**TASK TO COMPLETE**
In the data below, find every line with the string "dashed" and pull it out.

[Dataset records on visual material]
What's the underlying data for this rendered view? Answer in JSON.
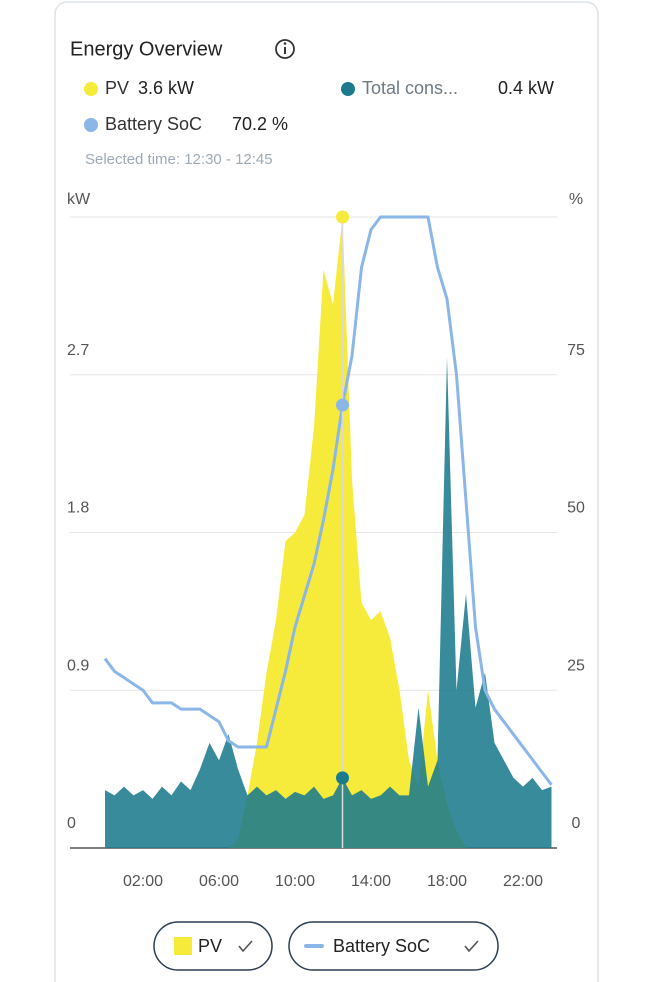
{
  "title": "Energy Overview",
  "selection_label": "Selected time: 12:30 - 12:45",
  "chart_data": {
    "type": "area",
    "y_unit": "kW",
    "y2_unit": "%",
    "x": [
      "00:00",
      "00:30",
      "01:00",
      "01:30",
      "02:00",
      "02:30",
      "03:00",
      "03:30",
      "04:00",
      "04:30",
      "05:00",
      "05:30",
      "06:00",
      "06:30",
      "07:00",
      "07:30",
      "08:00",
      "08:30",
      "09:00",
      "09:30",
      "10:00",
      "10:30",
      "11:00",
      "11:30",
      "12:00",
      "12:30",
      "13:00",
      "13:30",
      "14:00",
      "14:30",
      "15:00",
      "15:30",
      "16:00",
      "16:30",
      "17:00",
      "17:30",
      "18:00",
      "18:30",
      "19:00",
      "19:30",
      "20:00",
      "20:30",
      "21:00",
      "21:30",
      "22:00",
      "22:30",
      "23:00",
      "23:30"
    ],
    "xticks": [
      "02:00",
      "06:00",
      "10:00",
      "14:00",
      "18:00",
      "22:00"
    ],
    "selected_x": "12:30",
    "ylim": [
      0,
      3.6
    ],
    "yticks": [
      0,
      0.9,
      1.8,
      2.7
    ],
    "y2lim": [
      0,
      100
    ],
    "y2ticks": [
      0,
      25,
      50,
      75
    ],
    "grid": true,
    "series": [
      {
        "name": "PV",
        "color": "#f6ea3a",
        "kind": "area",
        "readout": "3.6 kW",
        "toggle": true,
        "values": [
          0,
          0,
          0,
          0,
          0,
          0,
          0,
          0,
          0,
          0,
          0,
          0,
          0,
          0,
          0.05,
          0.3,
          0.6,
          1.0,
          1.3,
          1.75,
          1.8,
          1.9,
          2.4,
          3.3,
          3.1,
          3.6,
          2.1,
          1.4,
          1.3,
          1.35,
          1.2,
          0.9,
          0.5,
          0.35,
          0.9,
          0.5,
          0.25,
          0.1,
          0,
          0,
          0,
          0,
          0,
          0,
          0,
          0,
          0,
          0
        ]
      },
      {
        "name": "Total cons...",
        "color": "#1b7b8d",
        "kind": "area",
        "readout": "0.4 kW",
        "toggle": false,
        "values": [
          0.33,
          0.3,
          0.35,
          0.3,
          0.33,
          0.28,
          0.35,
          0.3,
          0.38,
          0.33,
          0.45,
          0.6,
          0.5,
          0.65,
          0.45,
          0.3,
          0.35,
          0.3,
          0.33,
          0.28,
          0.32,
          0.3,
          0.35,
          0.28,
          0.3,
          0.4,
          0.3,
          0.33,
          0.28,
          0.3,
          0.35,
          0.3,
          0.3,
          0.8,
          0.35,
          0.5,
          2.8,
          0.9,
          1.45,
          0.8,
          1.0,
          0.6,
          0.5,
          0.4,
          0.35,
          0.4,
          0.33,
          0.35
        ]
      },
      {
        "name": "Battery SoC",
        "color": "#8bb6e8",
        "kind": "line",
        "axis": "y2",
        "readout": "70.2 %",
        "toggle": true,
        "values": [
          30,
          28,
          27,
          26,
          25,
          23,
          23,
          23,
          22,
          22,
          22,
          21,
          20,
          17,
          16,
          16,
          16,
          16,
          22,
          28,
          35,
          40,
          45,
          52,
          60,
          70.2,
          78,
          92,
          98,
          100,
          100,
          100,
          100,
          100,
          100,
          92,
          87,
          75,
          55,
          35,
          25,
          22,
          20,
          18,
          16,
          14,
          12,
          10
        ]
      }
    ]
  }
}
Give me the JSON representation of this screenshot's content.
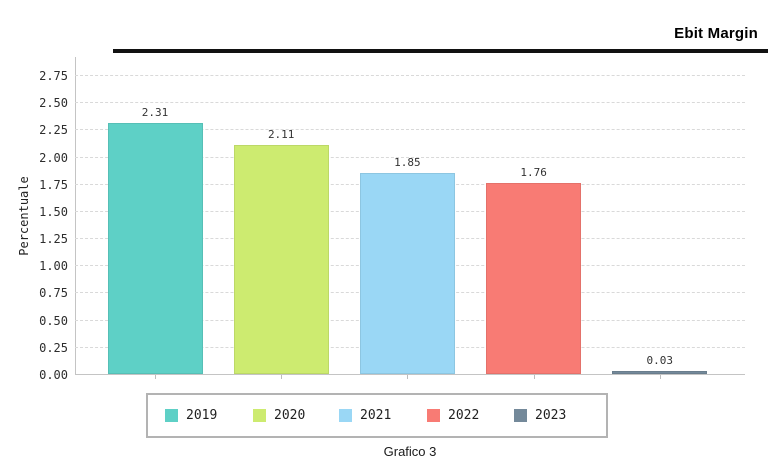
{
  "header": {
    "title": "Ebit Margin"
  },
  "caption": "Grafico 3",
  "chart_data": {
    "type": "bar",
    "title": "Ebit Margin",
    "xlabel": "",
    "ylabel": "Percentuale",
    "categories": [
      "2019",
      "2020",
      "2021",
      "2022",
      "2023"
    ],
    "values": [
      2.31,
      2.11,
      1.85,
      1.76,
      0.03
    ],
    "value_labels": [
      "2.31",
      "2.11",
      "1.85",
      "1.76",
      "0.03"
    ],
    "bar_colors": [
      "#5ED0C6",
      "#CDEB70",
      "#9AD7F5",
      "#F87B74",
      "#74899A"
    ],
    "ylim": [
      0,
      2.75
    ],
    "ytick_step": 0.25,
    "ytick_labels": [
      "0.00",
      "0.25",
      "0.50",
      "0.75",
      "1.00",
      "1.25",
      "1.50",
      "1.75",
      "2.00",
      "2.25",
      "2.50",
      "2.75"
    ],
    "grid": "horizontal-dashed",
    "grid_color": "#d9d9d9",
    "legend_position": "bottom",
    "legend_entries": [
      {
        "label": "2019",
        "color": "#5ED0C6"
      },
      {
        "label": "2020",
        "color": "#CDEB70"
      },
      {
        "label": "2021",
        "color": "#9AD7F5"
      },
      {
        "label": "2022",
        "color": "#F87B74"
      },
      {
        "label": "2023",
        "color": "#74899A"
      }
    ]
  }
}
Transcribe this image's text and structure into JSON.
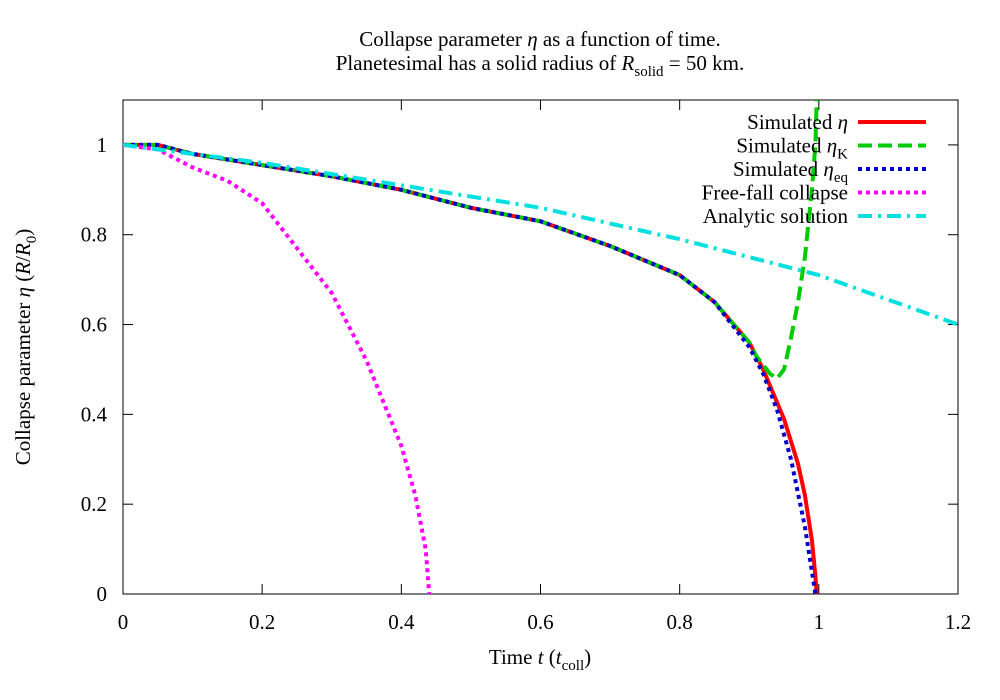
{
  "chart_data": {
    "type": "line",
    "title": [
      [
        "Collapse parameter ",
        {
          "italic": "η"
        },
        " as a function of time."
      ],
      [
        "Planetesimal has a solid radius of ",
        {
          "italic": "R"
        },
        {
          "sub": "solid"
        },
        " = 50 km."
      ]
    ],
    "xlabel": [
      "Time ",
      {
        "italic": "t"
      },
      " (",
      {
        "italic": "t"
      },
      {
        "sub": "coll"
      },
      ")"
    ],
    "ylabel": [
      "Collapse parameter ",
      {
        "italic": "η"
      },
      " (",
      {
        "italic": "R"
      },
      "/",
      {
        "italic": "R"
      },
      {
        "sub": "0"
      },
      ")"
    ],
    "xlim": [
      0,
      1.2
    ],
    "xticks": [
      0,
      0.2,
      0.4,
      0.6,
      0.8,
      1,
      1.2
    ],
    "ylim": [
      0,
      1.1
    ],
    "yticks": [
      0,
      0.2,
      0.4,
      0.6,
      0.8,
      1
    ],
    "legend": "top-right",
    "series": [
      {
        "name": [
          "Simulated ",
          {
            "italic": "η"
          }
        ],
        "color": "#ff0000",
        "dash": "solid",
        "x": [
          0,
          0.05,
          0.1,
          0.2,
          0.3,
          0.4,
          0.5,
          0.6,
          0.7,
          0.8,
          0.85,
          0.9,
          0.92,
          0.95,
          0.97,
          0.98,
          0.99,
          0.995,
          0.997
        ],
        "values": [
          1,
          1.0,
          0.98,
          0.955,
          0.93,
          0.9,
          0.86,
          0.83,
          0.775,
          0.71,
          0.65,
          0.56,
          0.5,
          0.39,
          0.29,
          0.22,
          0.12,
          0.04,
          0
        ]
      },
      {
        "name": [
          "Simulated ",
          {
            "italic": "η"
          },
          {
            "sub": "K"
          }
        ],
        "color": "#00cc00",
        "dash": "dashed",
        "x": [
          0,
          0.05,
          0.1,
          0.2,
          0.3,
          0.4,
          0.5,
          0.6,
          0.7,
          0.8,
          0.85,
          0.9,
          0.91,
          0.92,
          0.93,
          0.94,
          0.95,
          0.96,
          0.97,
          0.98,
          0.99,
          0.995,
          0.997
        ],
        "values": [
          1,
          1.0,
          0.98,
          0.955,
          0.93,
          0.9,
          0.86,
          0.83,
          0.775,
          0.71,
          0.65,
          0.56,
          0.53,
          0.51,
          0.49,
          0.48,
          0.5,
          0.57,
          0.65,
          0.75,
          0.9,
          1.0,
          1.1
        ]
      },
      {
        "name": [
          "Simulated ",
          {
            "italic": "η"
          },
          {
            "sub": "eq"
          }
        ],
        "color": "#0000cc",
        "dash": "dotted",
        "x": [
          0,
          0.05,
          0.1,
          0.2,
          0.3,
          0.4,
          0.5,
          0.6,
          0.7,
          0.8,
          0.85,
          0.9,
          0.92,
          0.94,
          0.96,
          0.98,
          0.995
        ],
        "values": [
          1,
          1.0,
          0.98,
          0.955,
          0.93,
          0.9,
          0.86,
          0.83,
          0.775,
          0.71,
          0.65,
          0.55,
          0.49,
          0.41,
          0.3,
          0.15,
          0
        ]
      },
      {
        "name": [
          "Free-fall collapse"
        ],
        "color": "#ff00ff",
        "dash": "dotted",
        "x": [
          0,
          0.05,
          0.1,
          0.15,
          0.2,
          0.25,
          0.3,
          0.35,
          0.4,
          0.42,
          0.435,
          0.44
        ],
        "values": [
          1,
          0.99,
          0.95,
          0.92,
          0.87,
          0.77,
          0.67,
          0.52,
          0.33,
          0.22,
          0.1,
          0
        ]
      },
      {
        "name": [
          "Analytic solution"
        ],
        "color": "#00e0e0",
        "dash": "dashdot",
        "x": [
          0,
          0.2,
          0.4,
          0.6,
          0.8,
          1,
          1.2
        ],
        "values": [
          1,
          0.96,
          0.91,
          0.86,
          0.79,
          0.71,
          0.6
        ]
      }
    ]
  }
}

**SOLUTION FOR THIS PROBLEM**
    "grid": "horizontal-dashed",
        "dash": "dashed",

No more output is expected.